§ What to do: Scan the data that follows and count the lines with the string "difference"; answer with the count alone.

§ Entries shown:
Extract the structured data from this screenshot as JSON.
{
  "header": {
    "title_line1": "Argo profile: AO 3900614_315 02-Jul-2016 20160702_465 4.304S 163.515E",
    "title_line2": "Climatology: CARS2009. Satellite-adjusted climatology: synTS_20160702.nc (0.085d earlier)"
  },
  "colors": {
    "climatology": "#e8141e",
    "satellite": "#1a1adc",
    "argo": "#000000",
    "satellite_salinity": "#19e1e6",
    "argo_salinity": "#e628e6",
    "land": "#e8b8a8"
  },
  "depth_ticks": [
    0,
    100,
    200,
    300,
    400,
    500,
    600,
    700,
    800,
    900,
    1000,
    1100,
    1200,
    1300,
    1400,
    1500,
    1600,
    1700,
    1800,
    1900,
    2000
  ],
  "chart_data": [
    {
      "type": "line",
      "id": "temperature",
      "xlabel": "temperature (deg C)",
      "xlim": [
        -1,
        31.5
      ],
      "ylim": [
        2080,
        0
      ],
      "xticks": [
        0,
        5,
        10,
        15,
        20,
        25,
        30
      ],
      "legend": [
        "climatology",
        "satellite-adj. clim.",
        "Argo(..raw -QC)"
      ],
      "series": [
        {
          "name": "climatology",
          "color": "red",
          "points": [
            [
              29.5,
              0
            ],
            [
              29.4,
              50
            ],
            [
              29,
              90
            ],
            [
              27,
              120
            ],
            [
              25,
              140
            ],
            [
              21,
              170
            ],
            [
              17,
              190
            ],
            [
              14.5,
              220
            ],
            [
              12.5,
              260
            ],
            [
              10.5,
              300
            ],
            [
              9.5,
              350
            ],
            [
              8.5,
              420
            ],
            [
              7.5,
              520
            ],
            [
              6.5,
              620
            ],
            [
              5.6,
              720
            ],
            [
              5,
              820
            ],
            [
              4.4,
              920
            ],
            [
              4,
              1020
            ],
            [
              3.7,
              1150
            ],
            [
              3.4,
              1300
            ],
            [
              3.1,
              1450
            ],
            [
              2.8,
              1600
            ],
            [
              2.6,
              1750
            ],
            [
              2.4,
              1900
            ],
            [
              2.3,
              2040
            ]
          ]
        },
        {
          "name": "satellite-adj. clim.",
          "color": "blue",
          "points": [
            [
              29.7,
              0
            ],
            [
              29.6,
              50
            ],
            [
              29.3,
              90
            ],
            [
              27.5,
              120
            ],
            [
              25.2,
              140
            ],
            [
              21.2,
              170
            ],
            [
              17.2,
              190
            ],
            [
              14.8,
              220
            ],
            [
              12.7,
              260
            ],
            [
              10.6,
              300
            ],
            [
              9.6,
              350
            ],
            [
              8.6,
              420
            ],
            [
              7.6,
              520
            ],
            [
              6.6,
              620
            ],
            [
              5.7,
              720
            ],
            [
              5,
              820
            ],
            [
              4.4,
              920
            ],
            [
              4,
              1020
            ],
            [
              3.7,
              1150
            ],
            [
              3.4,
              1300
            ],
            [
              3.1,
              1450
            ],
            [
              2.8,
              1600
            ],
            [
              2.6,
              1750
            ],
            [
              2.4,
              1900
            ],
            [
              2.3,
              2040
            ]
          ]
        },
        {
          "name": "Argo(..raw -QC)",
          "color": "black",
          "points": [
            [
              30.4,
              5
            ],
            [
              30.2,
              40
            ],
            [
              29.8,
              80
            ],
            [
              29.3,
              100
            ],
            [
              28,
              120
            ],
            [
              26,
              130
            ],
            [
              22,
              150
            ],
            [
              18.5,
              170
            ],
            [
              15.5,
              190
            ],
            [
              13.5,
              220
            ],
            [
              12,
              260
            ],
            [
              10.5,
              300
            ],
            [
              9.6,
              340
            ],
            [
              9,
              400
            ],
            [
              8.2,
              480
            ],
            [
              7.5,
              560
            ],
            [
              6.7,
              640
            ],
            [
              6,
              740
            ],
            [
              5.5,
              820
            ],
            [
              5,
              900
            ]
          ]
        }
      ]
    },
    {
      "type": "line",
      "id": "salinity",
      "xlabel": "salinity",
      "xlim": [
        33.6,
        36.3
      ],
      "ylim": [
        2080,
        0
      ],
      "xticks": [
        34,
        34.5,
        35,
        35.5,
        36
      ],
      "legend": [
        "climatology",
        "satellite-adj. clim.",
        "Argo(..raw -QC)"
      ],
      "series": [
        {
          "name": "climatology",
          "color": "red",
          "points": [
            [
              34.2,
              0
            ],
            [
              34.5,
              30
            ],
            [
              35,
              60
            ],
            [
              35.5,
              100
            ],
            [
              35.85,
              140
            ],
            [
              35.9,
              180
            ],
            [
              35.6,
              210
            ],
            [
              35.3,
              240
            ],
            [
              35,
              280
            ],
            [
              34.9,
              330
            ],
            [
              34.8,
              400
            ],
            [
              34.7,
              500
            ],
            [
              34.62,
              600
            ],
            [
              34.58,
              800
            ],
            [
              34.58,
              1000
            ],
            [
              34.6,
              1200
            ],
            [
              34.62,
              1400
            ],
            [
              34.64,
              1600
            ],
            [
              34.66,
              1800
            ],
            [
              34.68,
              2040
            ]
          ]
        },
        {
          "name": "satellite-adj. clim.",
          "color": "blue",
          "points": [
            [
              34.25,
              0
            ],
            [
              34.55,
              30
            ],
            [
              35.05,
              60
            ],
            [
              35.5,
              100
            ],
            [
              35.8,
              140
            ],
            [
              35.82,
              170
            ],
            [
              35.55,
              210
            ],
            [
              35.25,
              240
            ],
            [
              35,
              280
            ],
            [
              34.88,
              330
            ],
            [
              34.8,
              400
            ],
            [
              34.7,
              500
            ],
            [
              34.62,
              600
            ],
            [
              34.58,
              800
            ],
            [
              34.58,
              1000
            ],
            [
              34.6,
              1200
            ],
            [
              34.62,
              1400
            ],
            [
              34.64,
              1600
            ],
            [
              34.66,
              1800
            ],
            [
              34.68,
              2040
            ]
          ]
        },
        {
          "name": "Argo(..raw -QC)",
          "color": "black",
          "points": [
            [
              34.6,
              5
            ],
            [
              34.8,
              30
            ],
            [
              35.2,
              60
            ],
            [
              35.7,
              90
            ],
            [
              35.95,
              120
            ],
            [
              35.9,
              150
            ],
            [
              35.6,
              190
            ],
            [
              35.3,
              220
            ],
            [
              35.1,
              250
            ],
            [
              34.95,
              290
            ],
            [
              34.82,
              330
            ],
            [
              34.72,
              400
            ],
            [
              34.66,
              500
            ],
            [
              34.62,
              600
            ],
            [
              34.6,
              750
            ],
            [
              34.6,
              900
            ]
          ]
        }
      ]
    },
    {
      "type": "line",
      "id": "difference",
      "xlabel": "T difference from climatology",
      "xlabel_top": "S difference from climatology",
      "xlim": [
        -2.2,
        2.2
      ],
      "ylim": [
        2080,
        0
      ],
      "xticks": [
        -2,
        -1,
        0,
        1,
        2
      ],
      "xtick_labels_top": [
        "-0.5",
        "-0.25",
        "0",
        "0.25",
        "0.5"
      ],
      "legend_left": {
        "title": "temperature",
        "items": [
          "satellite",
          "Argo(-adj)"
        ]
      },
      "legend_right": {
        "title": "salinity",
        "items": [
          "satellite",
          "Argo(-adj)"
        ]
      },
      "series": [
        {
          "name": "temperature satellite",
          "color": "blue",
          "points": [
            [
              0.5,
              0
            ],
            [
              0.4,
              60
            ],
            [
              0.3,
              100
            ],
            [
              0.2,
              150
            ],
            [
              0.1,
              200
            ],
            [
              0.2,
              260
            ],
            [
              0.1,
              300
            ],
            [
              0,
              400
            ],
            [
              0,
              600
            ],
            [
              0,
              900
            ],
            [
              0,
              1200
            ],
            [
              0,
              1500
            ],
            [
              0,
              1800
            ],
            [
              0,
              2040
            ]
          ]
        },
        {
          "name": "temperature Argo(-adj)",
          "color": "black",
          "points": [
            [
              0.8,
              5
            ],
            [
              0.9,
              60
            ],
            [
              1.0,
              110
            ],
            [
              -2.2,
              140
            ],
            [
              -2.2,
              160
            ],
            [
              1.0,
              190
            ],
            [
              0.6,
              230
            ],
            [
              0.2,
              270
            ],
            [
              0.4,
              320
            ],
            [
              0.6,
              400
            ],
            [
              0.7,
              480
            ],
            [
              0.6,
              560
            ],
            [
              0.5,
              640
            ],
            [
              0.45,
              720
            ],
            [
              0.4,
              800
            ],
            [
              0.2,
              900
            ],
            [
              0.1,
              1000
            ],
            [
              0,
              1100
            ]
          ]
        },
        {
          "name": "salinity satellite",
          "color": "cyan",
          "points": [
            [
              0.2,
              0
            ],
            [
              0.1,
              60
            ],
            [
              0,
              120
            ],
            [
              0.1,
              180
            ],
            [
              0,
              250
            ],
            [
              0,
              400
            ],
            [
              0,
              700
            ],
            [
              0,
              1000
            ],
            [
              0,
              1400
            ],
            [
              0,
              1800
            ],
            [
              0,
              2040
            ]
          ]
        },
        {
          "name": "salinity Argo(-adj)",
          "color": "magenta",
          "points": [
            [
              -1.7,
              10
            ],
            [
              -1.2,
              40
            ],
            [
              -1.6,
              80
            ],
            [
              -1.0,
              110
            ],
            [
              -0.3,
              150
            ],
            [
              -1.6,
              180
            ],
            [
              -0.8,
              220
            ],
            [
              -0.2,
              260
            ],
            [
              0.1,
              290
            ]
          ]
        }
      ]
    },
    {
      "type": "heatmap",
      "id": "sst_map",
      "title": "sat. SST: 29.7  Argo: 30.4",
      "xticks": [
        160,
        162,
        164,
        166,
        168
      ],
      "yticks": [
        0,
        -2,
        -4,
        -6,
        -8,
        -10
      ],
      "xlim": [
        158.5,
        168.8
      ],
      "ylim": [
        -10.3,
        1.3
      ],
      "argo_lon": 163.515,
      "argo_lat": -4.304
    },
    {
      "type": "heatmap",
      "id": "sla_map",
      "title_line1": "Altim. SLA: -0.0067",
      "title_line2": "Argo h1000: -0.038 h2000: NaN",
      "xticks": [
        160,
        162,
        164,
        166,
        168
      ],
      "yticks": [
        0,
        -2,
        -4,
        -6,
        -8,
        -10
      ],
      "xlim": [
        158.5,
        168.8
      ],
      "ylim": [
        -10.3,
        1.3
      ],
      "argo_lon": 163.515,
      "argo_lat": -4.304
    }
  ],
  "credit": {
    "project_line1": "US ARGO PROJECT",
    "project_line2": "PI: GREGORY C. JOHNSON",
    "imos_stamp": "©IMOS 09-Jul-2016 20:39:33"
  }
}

...

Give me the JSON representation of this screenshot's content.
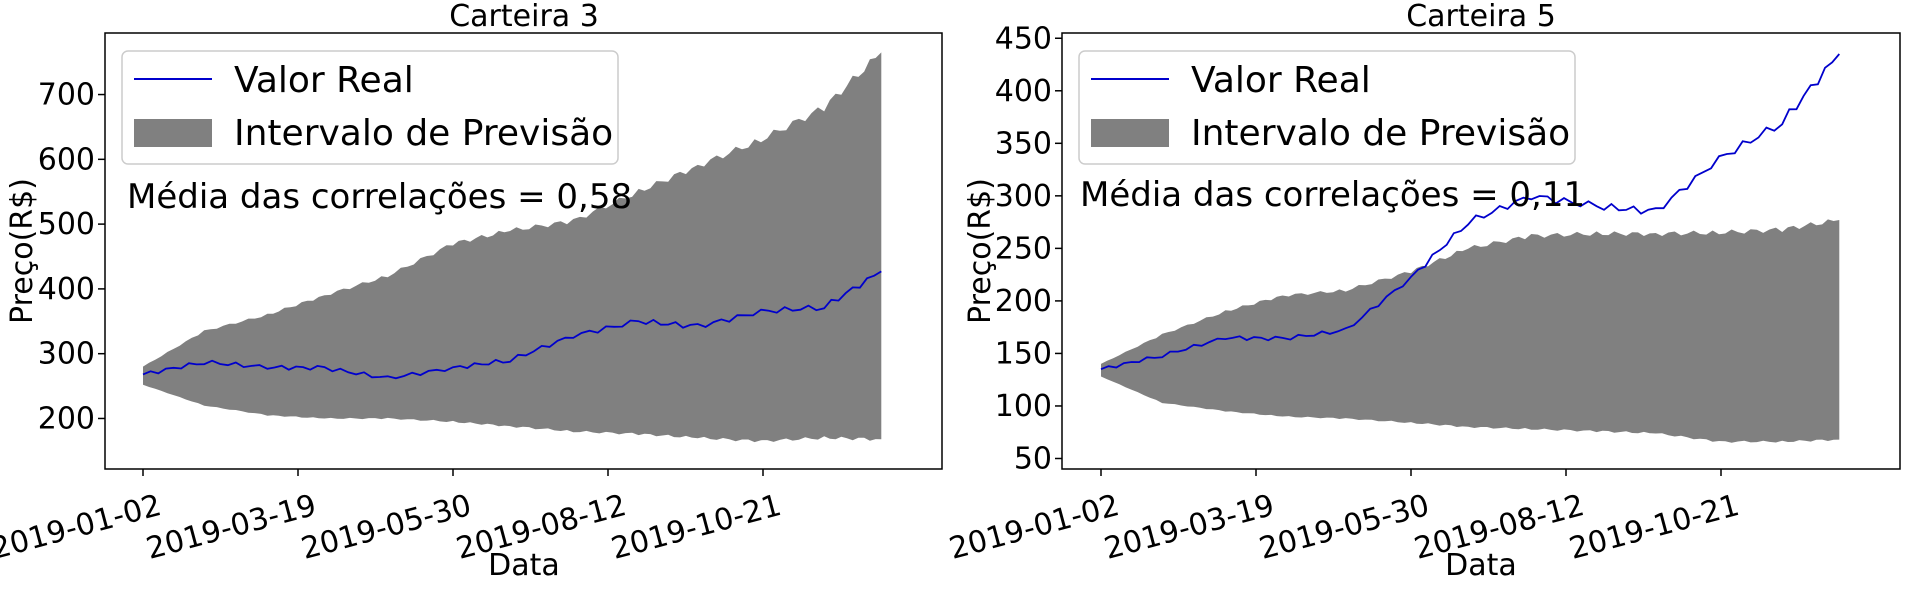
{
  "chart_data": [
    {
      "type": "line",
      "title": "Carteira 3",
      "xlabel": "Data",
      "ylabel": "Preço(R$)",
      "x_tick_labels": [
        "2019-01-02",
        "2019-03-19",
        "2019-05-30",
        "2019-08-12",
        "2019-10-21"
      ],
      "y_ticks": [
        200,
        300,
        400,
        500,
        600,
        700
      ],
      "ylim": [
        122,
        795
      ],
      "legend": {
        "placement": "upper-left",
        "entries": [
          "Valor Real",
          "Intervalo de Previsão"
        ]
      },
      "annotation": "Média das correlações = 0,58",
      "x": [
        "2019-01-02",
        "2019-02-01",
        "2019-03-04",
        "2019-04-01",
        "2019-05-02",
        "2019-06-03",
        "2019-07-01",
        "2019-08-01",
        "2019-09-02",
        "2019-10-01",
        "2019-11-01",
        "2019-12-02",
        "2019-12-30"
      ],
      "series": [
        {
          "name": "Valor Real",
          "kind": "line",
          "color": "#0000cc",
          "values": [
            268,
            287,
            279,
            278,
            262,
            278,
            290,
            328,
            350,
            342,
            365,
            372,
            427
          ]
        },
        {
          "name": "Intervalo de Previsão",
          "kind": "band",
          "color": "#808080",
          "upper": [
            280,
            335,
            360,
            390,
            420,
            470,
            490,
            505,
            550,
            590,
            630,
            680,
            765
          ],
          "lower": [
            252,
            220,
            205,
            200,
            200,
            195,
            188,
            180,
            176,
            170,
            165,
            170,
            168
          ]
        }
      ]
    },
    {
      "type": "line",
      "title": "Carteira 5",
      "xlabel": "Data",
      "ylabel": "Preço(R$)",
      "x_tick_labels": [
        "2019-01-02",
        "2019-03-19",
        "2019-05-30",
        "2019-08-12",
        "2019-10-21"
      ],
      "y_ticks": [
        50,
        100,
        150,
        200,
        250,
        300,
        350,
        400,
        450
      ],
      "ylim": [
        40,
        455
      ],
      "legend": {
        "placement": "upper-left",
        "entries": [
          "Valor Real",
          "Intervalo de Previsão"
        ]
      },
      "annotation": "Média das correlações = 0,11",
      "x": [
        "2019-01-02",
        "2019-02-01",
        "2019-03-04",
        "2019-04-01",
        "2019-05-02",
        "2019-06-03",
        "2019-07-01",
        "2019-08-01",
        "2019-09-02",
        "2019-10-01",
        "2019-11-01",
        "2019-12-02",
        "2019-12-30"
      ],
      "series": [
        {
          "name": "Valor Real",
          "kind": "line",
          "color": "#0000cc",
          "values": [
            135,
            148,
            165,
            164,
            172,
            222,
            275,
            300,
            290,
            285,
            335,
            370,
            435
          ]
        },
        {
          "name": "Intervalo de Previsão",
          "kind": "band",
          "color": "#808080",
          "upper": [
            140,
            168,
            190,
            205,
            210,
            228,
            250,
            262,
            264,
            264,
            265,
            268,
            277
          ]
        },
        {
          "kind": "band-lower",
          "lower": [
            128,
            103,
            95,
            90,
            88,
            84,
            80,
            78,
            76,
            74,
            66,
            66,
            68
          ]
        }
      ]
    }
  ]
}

§ Finished exercise: 3